STATED EXERCISE — Find every line in the records below that holds the word "JSON", and copy it out.

Collection entries:
— START —
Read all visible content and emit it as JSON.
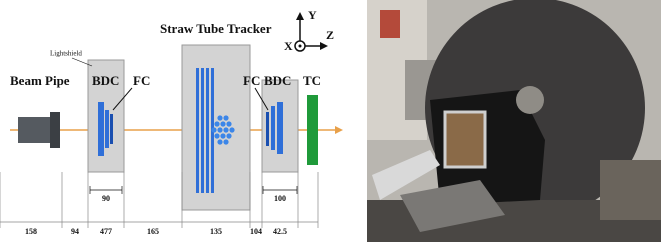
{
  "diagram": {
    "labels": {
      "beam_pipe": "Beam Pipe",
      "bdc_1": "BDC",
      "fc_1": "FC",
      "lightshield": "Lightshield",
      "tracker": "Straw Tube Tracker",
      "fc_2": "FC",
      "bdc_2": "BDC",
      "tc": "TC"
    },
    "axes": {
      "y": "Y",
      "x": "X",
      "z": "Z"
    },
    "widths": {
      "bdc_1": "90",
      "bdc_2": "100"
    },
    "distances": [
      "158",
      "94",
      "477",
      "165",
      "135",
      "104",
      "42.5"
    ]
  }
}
— END —
— START —
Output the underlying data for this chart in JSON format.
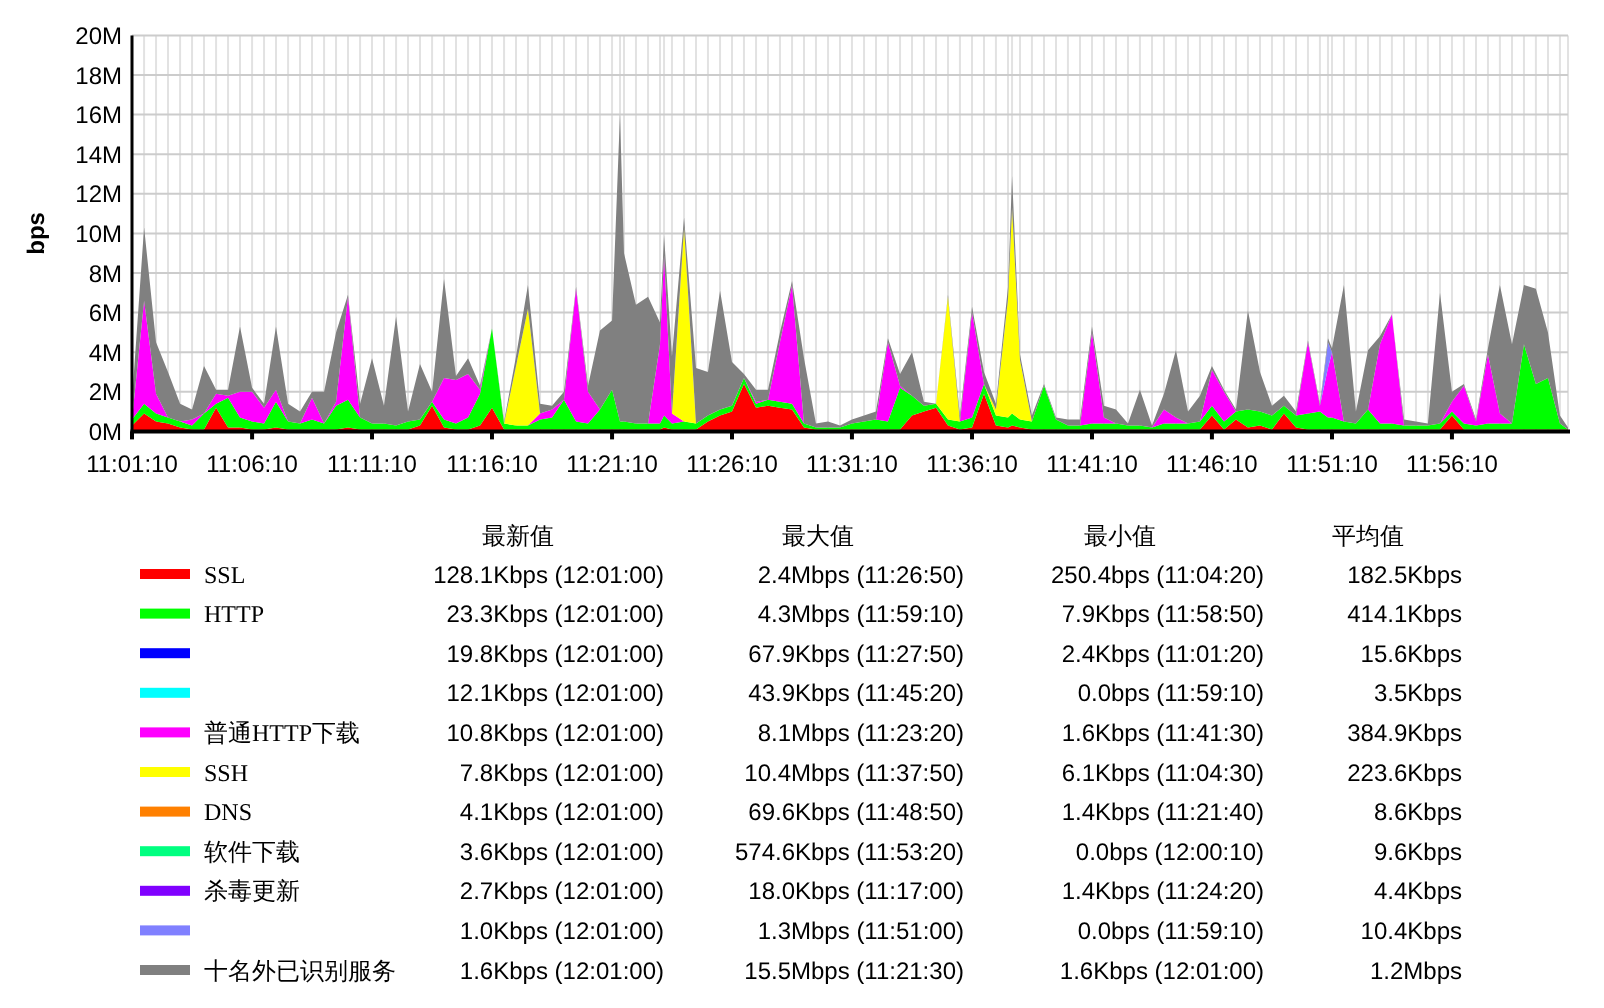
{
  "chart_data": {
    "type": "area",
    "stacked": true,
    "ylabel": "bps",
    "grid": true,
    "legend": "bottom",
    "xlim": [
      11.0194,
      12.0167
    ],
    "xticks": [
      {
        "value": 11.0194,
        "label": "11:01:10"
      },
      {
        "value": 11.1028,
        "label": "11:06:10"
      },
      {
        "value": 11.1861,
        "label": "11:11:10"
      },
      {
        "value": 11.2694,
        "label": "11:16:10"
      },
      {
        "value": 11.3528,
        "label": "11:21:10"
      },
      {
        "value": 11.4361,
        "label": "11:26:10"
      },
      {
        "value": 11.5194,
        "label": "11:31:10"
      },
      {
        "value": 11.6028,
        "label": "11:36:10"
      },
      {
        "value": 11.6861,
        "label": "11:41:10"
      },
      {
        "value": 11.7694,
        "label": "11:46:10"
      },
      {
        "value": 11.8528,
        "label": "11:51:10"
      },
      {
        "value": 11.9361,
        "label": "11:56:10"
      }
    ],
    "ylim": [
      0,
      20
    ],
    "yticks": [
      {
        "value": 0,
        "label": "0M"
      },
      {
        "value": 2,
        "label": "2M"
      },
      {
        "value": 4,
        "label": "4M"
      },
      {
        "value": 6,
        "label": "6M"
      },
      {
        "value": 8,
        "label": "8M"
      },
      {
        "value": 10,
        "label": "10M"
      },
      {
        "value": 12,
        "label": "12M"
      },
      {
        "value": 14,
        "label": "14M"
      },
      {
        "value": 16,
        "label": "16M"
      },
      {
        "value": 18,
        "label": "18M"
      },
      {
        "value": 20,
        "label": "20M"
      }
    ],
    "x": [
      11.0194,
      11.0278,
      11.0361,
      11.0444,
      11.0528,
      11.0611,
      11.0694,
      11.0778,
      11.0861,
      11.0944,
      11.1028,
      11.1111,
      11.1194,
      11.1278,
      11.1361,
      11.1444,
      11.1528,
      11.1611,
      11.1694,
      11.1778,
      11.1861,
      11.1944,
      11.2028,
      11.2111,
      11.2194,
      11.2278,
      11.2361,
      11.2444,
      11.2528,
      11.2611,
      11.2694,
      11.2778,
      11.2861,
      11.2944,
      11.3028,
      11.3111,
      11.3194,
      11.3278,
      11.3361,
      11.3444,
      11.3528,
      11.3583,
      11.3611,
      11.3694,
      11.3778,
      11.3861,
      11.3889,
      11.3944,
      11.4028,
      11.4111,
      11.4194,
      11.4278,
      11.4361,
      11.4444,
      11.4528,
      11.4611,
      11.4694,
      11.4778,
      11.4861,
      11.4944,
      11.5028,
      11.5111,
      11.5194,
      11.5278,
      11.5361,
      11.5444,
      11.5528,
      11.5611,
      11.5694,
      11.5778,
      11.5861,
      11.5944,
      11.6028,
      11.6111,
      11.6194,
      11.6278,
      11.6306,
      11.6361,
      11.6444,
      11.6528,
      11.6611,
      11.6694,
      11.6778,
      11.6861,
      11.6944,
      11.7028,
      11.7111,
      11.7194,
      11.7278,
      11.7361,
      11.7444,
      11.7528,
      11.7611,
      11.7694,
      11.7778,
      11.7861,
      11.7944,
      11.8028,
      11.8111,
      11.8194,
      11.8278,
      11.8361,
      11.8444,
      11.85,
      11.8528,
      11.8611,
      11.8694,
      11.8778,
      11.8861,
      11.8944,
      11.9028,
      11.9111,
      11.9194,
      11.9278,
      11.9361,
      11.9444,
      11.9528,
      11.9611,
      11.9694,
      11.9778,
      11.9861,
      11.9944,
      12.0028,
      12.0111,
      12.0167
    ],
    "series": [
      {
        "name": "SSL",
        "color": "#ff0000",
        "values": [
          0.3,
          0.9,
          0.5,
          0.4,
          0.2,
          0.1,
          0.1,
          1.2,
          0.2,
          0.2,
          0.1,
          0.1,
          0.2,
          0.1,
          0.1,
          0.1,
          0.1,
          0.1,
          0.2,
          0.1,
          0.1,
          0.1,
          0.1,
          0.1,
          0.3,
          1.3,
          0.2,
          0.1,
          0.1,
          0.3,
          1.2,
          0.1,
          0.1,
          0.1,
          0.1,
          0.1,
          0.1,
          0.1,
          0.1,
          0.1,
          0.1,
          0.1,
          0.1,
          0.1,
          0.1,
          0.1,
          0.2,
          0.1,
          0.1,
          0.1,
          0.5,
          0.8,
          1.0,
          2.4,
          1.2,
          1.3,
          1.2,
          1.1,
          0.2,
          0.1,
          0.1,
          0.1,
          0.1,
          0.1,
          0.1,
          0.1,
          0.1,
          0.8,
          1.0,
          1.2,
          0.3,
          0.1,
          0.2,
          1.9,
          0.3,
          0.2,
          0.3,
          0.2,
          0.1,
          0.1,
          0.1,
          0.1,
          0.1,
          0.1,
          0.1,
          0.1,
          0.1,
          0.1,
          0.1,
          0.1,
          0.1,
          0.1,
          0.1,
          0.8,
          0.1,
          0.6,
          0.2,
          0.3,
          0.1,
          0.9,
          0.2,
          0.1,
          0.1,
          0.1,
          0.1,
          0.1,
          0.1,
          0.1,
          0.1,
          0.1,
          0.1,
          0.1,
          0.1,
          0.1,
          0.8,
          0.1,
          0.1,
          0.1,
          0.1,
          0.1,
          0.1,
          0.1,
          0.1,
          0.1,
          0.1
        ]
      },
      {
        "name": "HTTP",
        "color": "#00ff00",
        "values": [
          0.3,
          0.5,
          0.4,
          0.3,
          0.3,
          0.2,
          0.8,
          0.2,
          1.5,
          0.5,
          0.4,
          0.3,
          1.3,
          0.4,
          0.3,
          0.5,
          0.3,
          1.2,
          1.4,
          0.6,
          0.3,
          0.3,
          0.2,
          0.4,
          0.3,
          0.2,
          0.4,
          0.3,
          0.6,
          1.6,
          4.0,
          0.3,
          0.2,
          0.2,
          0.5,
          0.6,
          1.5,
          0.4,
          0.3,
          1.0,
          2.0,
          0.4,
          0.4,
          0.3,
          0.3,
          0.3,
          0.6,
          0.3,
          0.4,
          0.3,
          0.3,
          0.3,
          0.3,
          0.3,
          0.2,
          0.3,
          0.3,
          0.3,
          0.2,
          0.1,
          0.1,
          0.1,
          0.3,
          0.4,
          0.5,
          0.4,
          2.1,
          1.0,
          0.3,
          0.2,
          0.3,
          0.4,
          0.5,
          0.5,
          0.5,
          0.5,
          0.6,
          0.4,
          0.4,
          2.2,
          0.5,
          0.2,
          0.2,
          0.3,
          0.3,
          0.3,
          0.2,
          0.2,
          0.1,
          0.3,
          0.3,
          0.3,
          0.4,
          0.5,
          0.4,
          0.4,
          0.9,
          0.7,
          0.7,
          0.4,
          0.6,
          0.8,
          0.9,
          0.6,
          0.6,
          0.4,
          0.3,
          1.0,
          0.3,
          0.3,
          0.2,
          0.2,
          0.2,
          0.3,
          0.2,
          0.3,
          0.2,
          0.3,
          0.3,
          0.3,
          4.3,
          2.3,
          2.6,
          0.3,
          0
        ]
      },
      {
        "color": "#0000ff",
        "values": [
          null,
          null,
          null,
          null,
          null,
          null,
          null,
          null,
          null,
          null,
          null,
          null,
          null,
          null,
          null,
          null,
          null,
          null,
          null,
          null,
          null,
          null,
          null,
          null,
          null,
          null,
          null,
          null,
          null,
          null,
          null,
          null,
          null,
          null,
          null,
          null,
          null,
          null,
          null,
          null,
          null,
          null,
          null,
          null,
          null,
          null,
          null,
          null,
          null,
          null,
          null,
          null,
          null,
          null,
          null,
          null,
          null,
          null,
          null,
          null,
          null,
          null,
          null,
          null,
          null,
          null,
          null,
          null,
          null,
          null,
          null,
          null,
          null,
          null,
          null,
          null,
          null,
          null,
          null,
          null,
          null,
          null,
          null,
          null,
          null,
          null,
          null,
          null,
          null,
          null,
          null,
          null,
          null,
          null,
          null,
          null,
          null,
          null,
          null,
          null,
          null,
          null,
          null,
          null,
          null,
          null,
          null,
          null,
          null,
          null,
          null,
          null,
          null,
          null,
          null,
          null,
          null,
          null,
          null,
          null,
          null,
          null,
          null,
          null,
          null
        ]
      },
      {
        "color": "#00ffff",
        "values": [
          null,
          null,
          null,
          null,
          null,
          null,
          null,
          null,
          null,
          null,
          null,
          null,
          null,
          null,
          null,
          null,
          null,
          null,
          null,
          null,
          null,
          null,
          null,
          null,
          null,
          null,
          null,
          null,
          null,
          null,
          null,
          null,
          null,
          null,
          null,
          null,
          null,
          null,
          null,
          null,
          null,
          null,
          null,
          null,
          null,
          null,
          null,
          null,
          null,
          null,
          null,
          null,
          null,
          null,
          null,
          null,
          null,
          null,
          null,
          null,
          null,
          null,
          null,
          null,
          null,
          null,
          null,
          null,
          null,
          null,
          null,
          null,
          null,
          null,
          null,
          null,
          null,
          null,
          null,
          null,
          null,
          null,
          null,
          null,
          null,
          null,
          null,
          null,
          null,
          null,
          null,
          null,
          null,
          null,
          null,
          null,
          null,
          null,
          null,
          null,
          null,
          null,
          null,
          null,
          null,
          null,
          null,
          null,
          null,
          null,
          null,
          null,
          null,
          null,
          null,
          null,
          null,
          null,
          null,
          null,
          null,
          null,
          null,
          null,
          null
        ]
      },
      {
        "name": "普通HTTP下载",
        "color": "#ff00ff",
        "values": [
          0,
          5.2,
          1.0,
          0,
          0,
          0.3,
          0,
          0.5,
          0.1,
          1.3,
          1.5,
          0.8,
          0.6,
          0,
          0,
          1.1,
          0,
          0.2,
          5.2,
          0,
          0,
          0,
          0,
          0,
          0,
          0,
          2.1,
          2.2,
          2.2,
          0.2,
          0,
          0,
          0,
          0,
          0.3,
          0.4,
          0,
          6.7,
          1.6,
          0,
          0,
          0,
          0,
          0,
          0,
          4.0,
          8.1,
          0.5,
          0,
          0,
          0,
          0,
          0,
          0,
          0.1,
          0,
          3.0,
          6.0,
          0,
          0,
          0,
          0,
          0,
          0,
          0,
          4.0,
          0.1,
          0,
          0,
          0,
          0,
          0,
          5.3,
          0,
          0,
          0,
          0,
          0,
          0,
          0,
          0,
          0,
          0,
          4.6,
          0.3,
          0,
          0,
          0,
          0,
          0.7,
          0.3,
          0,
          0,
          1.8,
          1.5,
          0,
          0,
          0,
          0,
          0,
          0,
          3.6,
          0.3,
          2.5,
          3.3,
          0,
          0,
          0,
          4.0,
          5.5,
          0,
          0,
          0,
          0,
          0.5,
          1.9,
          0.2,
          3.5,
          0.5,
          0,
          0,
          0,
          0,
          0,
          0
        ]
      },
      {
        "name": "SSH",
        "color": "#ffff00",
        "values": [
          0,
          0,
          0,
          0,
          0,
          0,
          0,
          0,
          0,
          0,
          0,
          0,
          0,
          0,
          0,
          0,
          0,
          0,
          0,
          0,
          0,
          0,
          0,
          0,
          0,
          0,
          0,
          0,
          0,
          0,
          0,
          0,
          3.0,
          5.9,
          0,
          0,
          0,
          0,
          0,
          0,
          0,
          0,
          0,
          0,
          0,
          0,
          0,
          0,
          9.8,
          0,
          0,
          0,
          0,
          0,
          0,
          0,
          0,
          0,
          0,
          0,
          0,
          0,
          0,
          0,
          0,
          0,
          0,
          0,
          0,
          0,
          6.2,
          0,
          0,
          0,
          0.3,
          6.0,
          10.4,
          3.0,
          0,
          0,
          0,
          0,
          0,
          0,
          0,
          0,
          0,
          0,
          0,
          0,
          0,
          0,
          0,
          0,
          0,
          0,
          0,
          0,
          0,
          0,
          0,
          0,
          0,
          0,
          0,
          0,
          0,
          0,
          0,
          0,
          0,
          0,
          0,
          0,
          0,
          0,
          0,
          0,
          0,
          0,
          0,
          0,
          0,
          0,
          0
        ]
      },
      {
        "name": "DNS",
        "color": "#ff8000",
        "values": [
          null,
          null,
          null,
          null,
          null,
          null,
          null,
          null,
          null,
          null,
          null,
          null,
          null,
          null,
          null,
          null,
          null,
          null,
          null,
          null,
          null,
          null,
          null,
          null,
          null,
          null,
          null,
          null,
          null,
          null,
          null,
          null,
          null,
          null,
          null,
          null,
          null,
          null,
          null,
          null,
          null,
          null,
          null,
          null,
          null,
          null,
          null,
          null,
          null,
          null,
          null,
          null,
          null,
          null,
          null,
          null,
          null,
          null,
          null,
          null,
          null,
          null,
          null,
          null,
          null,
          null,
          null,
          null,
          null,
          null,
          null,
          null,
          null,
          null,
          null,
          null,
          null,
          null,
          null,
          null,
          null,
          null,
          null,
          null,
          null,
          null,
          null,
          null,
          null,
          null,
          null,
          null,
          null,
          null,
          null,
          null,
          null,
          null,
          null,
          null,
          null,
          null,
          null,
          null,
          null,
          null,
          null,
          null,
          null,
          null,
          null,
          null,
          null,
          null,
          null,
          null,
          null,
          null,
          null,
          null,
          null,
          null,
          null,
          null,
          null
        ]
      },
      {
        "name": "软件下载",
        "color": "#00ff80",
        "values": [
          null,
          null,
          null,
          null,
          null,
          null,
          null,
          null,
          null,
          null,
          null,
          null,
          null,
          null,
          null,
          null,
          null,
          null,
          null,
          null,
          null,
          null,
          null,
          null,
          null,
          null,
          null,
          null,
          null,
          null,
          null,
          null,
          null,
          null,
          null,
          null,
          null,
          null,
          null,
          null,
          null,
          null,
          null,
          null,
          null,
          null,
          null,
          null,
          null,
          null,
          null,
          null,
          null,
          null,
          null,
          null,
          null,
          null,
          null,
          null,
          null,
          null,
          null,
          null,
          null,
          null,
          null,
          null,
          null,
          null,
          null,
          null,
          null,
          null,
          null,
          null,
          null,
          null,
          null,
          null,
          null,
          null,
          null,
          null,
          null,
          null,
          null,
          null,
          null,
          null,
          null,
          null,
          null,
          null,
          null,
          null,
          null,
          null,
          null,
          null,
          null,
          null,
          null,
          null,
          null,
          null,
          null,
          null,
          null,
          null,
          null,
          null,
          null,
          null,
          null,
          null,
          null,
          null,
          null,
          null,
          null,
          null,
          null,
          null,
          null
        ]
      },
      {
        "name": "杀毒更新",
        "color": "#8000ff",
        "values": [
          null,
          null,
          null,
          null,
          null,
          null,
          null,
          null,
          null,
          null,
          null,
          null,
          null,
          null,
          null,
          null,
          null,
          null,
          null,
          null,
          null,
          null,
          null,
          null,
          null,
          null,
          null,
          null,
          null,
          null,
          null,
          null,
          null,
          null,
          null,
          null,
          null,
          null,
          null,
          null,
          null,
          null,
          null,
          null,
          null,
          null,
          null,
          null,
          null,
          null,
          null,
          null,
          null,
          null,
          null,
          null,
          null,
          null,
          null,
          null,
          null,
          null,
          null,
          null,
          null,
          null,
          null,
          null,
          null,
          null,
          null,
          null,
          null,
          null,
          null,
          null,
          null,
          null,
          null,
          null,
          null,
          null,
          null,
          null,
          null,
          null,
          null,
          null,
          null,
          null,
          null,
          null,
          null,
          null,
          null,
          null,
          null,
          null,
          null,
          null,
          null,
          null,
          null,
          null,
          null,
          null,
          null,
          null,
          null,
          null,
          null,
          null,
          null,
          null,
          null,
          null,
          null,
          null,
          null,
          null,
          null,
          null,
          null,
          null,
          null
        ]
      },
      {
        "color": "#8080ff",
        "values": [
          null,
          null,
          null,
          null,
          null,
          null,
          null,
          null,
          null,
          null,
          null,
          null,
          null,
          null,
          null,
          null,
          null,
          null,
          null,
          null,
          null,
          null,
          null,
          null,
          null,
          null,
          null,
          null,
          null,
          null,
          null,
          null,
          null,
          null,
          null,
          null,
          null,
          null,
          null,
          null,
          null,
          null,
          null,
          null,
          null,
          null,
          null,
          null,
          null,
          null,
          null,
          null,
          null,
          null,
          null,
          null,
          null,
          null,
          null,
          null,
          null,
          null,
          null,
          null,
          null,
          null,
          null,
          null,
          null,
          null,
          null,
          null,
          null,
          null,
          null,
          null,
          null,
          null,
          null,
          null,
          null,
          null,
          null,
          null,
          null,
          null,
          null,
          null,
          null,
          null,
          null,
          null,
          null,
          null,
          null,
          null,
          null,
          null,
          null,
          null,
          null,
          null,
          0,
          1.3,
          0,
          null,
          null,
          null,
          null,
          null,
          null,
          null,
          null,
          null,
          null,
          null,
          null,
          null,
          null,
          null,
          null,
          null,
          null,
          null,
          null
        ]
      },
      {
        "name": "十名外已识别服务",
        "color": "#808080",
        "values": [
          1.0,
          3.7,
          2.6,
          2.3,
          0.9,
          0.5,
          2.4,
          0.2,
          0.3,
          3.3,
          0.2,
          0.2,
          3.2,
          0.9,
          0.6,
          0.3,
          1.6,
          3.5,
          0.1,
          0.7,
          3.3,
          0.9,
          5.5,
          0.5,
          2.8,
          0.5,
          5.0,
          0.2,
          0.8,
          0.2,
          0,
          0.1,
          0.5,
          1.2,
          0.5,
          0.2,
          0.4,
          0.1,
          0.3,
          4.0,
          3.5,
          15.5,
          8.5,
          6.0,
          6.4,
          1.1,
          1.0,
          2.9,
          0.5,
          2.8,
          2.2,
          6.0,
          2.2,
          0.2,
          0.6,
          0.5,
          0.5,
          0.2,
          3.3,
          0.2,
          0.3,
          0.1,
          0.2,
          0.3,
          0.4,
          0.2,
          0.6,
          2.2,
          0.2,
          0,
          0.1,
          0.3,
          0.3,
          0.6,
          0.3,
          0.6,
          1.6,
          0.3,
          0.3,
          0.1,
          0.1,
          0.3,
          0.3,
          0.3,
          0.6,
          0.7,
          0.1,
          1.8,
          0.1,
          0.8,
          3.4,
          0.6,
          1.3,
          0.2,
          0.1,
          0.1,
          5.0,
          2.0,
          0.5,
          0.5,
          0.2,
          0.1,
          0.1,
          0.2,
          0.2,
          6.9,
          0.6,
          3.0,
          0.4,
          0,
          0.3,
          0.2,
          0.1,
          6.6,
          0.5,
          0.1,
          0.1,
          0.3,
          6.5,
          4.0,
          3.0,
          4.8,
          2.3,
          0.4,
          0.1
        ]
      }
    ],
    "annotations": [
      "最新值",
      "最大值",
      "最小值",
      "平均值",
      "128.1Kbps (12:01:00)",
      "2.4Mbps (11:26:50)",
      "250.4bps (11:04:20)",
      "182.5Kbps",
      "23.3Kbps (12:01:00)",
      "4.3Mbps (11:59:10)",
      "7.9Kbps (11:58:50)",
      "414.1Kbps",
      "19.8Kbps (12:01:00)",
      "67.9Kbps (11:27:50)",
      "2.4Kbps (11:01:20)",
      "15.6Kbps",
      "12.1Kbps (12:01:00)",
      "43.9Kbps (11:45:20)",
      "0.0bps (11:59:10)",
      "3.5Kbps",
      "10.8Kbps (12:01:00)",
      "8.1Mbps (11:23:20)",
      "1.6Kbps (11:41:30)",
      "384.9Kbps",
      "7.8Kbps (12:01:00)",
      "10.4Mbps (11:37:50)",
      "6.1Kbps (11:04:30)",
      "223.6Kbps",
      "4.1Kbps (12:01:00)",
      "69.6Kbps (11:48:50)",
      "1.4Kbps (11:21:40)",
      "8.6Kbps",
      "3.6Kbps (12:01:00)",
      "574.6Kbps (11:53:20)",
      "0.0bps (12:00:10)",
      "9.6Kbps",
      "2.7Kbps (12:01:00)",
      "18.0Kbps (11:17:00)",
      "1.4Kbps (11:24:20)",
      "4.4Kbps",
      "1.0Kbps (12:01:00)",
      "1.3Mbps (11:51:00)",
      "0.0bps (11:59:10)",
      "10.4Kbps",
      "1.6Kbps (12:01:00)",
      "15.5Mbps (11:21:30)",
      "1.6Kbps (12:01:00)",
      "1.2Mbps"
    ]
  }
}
— END —
EXPECTED OUTPUT —
Read all visible content and emit it as JSON.
Output the underlying data for this chart in JSON format.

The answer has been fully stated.